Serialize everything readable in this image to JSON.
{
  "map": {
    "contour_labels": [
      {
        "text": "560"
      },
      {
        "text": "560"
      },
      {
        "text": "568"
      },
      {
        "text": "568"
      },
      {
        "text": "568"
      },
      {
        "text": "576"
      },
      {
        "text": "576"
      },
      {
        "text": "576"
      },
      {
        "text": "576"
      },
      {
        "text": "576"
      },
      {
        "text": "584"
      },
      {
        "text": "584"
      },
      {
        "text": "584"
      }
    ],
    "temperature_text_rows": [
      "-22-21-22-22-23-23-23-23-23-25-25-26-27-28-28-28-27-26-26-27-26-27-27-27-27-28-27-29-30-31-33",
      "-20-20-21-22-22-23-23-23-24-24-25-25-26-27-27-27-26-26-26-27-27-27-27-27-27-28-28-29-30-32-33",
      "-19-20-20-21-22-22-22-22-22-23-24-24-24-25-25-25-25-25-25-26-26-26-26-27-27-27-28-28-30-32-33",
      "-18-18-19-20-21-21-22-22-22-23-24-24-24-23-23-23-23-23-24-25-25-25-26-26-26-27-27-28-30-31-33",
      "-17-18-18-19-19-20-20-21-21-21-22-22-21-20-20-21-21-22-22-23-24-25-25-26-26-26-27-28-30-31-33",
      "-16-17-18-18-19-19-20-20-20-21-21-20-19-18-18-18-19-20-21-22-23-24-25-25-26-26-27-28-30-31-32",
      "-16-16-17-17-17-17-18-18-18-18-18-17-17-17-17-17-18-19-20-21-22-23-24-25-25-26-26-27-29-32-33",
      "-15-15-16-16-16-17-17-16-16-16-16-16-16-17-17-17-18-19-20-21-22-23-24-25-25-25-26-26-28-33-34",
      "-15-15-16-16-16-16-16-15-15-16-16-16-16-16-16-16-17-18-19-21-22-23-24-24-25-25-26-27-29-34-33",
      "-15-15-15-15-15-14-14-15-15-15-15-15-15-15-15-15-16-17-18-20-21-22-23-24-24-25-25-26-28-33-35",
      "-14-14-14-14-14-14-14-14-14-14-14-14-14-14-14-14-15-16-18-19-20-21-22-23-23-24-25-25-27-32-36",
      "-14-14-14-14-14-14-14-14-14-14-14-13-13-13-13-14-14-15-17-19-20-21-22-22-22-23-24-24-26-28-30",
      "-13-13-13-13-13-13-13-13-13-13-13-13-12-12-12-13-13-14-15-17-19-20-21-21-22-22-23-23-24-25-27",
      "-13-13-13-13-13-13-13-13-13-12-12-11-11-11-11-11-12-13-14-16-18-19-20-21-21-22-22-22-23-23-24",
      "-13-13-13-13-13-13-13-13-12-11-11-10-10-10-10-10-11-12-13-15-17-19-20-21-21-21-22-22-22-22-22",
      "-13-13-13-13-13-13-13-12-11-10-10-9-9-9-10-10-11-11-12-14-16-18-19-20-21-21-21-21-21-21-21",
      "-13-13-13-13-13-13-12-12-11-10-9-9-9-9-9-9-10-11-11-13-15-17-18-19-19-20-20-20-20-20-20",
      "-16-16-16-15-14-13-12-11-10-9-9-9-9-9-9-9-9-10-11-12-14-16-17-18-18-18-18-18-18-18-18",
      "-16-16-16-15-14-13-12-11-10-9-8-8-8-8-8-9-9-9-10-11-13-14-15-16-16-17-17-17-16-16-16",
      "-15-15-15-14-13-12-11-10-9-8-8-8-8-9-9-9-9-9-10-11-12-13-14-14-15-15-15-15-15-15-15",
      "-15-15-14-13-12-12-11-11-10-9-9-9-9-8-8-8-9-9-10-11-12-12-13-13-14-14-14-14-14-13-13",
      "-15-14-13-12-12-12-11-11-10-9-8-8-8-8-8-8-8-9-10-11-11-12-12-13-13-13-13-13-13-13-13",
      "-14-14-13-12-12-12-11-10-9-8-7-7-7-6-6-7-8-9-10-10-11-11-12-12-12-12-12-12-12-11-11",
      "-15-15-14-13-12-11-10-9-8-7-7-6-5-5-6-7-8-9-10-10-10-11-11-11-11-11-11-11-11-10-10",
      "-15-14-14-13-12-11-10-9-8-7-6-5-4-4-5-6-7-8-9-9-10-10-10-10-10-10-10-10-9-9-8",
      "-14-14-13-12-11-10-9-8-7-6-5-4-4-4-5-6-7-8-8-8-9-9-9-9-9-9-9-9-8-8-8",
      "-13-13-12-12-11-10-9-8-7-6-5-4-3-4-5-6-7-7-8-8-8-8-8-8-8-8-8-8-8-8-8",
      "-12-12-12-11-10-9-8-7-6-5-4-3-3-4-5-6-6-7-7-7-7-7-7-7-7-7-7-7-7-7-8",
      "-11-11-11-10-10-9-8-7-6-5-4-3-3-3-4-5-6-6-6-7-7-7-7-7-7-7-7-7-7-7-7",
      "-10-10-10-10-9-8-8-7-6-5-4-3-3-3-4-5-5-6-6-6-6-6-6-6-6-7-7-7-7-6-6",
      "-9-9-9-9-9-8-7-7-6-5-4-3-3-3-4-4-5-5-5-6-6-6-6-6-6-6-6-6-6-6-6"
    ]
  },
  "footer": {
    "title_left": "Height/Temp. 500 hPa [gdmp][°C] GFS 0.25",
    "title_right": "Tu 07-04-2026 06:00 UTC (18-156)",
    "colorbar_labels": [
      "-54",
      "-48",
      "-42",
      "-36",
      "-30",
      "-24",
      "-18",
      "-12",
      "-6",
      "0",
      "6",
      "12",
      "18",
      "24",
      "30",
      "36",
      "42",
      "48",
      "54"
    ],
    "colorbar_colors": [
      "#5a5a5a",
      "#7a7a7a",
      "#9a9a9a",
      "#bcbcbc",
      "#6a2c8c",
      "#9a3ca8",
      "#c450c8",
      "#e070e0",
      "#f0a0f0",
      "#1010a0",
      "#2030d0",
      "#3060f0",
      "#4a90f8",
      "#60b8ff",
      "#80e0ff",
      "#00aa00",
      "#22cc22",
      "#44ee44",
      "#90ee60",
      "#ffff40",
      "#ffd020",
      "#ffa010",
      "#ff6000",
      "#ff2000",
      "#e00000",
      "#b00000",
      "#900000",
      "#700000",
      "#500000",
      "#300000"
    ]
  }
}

————————

> **TASK BRIEF**
Quote the data in full, keeping each word unchanged.

> **WORKED SOLUTION**
Serialize everything readable in this image to JSON.
{
  "map": {
    "contour_labels": [
      {
        "text": "560"
      },
      {
        "text": "560"
      },
      {
        "text": "568"
      },
      {
        "text": "568"
      },
      {
        "text": "568"
      },
      {
        "text": "576"
      },
      {
        "text": "576"
      },
      {
        "text": "576"
      },
      {
        "text": "576"
      },
      {
        "text": "576"
      },
      {
        "text": "584"
      },
      {
        "text": "584"
      },
      {
        "text": "584"
      }
    ],
    "temperature_text_rows": [
      "-22-21-22-22-23-23-23-23-23-25-25-26-27-28-28-28-27-26-26-27-26-27-27-27-27-28-27-29-30-31-33",
      "-20-20-21-22-22-23-23-23-24-24-25-25-26-27-27-27-26-26-26-27-27-27-27-27-27-28-28-29-30-32-33",
      "-19-20-20-21-22-22-22-22-22-23-24-24-24-25-25-25-25-25-25-26-26-26-26-27-27-27-28-28-30-32-33",
      "-18-18-19-20-21-21-22-22-22-23-24-24-24-23-23-23-23-23-24-25-25-25-26-26-26-27-27-28-30-31-33",
      "-17-18-18-19-19-20-20-21-21-21-22-22-21-20-20-21-21-22-22-23-24-25-25-26-26-26-27-28-30-31-33",
      "-16-17-18-18-19-19-20-20-20-21-21-20-19-18-18-18-19-20-21-22-23-24-25-25-26-26-27-28-30-31-32",
      "-16-16-17-17-17-17-18-18-18-18-18-17-17-17-17-17-18-19-20-21-22-23-24-25-25-26-26-27-29-32-33",
      "-15-15-16-16-16-17-17-16-16-16-16-16-16-17-17-17-18-19-20-21-22-23-24-25-25-25-26-26-28-33-34",
      "-15-15-16-16-16-16-16-15-15-16-16-16-16-16-16-16-17-18-19-21-22-23-24-24-25-25-26-27-29-34-33",
      "-15-15-15-15-15-14-14-15-15-15-15-15-15-15-15-15-16-17-18-20-21-22-23-24-24-25-25-26-28-33-35",
      "-14-14-14-14-14-14-14-14-14-14-14-14-14-14-14-14-15-16-18-19-20-21-22-23-23-24-25-25-27-32-36",
      "-14-14-14-14-14-14-14-14-14-14-14-13-13-13-13-14-14-15-17-19-20-21-22-22-22-23-24-24-26-28-30",
      "-13-13-13-13-13-13-13-13-13-13-13-13-12-12-12-13-13-14-15-17-19-20-21-21-22-22-23-23-24-25-27",
      "-13-13-13-13-13-13-13-13-13-12-12-11-11-11-11-11-12-13-14-16-18-19-20-21-21-22-22-22-23-23-24",
      "-13-13-13-13-13-13-13-13-12-11-11-10-10-10-10-10-11-12-13-15-17-19-20-21-21-21-22-22-22-22-22",
      "-13-13-13-13-13-13-13-12-11-10-10-9-9-9-10-10-11-11-12-14-16-18-19-20-21-21-21-21-21-21-21",
      "-13-13-13-13-13-13-12-12-11-10-9-9-9-9-9-9-10-11-11-13-15-17-18-19-19-20-20-20-20-20-20",
      "-16-16-16-15-14-13-12-11-10-9-9-9-9-9-9-9-9-10-11-12-14-16-17-18-18-18-18-18-18-18-18",
      "-16-16-16-15-14-13-12-11-10-9-8-8-8-8-8-9-9-9-10-11-13-14-15-16-16-17-17-17-16-16-16",
      "-15-15-15-14-13-12-11-10-9-8-8-8-8-9-9-9-9-9-10-11-12-13-14-14-15-15-15-15-15-15-15",
      "-15-15-14-13-12-12-11-11-10-9-9-9-9-8-8-8-9-9-10-11-12-12-13-13-14-14-14-14-14-13-13",
      "-15-14-13-12-12-12-11-11-10-9-8-8-8-8-8-8-8-9-10-11-11-12-12-13-13-13-13-13-13-13-13",
      "-14-14-13-12-12-12-11-10-9-8-7-7-7-6-6-7-8-9-10-10-11-11-12-12-12-12-12-12-12-11-11",
      "-15-15-14-13-12-11-10-9-8-7-7-6-5-5-6-7-8-9-10-10-10-11-11-11-11-11-11-11-11-10-10",
      "-15-14-14-13-12-11-10-9-8-7-6-5-4-4-5-6-7-8-9-9-10-10-10-10-10-10-10-10-9-9-8",
      "-14-14-13-12-11-10-9-8-7-6-5-4-4-4-5-6-7-8-8-8-9-9-9-9-9-9-9-9-8-8-8",
      "-13-13-12-12-11-10-9-8-7-6-5-4-3-4-5-6-7-7-8-8-8-8-8-8-8-8-8-8-8-8-8",
      "-12-12-12-11-10-9-8-7-6-5-4-3-3-4-5-6-6-7-7-7-7-7-7-7-7-7-7-7-7-7-8",
      "-11-11-11-10-10-9-8-7-6-5-4-3-3-3-4-5-6-6-6-7-7-7-7-7-7-7-7-7-7-7-7",
      "-10-10-10-10-9-8-8-7-6-5-4-3-3-3-4-5-5-6-6-6-6-6-6-6-6-7-7-7-7-6-6",
      "-9-9-9-9-9-8-7-7-6-5-4-3-3-3-4-4-5-5-5-6-6-6-6-6-6-6-6-6-6-6-6"
    ]
  },
  "footer": {
    "title_left": "Height/Temp. 500 hPa [gdmp][°C] GFS 0.25",
    "title_right": "Tu 07-04-2026 06:00 UTC (18-156)",
    "colorbar_labels": [
      "-54",
      "-48",
      "-42",
      "-36",
      "-30",
      "-24",
      "-18",
      "-12",
      "-6",
      "0",
      "6",
      "12",
      "18",
      "24",
      "30",
      "36",
      "42",
      "48",
      "54"
    ],
    "colorbar_colors": [
      "#5a5a5a",
      "#7a7a7a",
      "#9a9a9a",
      "#bcbcbc",
      "#6a2c8c",
      "#9a3ca8",
      "#c450c8",
      "#e070e0",
      "#f0a0f0",
      "#1010a0",
      "#2030d0",
      "#3060f0",
      "#4a90f8",
      "#60b8ff",
      "#80e0ff",
      "#00aa00",
      "#22cc22",
      "#44ee44",
      "#90ee60",
      "#ffff40",
      "#ffd020",
      "#ffa010",
      "#ff6000",
      "#ff2000",
      "#e00000",
      "#b00000",
      "#900000",
      "#700000",
      "#500000",
      "#300000"
    ]
  }
}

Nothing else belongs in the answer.